• Work instructions:
Report back each line of the records that contains the string "Kaufm".

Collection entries
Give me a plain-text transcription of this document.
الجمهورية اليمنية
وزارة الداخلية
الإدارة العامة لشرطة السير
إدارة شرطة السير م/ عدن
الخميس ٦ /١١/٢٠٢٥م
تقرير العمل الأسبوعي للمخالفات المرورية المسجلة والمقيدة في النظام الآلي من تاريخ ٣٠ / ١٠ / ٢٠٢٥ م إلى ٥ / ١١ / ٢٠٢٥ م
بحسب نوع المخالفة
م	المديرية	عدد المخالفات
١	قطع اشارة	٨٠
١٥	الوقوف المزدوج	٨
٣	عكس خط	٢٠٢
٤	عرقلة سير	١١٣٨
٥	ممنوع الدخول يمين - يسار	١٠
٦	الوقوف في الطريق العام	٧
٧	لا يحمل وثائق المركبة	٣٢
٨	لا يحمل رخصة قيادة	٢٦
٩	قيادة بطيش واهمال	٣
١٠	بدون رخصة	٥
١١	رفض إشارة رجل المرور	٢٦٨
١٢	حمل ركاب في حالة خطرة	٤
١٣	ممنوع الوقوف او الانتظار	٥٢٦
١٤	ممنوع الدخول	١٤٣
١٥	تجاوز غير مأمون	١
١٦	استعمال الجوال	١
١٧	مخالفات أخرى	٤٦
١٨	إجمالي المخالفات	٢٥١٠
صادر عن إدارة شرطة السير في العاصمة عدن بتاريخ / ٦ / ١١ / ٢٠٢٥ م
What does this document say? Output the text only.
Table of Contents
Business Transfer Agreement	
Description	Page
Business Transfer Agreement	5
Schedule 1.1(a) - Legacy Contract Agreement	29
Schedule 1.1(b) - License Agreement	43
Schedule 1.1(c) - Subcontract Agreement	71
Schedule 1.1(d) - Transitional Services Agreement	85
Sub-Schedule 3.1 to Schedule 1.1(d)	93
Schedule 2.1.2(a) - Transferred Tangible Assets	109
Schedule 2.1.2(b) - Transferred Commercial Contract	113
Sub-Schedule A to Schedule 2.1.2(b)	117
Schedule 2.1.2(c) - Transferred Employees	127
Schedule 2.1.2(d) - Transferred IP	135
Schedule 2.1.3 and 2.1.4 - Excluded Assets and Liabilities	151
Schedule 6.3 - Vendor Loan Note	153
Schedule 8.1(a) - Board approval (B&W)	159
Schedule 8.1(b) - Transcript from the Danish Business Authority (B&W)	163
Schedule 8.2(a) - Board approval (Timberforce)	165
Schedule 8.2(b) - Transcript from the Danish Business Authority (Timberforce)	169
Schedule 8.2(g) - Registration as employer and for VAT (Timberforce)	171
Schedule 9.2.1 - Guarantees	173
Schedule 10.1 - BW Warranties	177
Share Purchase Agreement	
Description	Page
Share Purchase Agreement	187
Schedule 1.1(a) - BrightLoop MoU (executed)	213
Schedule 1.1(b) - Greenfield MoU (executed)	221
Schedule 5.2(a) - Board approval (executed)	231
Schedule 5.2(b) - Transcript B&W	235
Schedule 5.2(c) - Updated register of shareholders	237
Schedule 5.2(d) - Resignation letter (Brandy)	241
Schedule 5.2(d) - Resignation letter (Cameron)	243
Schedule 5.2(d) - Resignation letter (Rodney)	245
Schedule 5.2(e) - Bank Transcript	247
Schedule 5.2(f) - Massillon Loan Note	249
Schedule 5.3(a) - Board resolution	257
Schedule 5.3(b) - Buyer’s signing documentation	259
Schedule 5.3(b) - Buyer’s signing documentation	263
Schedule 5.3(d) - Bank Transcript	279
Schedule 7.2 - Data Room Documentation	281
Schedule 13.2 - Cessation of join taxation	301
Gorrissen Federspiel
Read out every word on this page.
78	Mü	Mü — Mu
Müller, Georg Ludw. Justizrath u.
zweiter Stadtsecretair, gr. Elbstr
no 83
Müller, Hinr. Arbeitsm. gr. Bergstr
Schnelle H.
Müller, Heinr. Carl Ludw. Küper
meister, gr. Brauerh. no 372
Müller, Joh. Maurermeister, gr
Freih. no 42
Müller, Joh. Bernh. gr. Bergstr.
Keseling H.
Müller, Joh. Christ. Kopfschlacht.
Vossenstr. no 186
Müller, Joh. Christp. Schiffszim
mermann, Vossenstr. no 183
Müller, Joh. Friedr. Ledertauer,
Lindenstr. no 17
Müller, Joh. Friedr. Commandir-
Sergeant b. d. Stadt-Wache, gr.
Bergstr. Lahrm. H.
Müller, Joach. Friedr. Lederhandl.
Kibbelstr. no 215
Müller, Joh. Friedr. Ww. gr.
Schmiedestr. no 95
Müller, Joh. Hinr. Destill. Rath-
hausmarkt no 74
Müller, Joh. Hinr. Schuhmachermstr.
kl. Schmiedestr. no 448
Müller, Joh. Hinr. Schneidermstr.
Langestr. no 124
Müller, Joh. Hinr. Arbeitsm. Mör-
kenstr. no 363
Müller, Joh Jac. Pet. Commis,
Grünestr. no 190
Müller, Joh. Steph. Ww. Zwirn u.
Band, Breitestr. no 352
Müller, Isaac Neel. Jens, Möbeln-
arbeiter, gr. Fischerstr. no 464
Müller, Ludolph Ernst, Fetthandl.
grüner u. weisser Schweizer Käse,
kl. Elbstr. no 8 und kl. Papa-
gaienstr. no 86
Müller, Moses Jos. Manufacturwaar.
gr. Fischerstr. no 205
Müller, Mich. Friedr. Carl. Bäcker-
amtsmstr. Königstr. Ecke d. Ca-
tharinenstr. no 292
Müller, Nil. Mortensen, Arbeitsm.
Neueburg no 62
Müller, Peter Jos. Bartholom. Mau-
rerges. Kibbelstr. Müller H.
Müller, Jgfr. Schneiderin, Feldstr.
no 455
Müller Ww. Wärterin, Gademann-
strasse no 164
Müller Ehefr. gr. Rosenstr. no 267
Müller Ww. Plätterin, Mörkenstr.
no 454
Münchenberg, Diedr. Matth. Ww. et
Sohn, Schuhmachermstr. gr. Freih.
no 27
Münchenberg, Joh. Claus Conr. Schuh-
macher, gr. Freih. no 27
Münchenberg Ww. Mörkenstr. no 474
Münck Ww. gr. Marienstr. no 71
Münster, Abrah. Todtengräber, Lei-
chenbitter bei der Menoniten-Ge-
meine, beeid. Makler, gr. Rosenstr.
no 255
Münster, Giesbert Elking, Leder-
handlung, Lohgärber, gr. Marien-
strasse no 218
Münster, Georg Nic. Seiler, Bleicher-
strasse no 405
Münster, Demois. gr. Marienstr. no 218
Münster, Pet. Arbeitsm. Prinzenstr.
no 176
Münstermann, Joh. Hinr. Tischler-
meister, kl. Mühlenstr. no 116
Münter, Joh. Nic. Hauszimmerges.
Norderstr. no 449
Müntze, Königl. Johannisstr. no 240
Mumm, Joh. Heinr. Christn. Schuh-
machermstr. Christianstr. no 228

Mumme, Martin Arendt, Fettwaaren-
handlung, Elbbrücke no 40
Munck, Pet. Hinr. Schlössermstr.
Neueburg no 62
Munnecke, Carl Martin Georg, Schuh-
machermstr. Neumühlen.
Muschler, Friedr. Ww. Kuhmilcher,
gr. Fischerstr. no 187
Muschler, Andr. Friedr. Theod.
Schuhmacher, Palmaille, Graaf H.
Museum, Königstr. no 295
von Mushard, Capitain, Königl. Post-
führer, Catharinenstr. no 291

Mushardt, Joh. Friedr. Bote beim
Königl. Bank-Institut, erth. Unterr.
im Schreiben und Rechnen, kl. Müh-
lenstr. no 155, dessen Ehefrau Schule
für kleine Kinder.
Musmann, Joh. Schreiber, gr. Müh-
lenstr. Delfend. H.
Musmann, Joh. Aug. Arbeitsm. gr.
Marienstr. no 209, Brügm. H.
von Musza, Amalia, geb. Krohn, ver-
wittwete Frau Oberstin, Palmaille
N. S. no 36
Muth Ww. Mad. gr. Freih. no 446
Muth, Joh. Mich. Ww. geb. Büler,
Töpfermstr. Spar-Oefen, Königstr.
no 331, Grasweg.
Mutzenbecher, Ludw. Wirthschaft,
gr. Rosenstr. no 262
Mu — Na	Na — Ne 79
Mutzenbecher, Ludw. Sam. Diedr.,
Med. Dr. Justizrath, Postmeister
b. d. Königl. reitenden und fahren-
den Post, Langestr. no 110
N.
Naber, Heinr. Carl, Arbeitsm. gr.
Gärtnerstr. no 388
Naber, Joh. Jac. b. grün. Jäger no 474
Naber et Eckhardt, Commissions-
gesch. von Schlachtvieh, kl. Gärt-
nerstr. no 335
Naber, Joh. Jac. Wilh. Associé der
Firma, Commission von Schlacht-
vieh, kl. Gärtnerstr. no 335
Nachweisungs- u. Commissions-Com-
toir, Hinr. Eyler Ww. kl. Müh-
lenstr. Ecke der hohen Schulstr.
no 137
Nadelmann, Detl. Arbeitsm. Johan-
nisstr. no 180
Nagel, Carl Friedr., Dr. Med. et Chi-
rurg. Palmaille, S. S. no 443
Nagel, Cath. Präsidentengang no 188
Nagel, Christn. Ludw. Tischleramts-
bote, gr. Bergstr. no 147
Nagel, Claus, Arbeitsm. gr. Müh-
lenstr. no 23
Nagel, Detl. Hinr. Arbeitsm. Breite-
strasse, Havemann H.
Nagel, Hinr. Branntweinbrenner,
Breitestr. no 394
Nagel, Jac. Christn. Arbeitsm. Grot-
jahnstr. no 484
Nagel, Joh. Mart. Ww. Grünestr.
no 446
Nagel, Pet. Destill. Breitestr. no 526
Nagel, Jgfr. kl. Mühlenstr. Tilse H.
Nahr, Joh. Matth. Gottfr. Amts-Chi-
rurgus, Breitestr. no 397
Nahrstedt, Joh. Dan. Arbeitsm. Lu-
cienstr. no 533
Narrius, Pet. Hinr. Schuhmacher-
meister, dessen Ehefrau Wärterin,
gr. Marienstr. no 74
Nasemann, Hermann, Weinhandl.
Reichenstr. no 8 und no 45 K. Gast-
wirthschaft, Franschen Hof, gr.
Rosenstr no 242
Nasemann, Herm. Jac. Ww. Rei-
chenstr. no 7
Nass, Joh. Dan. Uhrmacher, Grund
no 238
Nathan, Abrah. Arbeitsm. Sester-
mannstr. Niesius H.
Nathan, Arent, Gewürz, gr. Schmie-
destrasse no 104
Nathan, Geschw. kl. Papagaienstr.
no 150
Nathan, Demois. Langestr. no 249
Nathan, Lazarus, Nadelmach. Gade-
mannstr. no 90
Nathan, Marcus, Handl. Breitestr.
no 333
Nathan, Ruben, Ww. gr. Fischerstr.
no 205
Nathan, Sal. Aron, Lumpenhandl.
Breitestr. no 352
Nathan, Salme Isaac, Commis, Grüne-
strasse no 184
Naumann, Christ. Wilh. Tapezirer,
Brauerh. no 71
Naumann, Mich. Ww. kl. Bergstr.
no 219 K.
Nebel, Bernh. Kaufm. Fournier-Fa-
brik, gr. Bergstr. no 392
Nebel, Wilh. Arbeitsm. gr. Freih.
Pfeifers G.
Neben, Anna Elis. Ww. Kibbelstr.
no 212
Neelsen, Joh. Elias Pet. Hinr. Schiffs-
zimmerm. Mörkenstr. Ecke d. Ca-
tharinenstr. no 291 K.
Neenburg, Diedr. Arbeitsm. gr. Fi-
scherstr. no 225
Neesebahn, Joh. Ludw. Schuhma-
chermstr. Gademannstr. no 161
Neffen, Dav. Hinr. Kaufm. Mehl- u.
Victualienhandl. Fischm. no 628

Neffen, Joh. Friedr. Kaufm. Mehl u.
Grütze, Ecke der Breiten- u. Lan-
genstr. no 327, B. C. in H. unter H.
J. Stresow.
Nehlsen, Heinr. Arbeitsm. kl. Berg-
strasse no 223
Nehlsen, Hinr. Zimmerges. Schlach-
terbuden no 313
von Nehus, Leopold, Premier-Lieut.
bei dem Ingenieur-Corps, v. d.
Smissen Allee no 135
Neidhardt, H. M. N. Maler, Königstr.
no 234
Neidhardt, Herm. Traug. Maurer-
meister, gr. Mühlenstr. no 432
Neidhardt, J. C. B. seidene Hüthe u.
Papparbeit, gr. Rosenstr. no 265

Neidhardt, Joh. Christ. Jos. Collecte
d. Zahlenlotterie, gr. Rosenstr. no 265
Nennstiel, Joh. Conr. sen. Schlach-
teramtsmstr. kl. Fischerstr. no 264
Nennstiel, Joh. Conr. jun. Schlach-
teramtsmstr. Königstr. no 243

• Answer to this problem:
Nebel, Bernh. Kaufm. Fournier-Fa-
Neffen, Dav. Hinr. Kaufm. Mehl- u.
Neffen, Joh. Friedr. Kaufm. Mehl u.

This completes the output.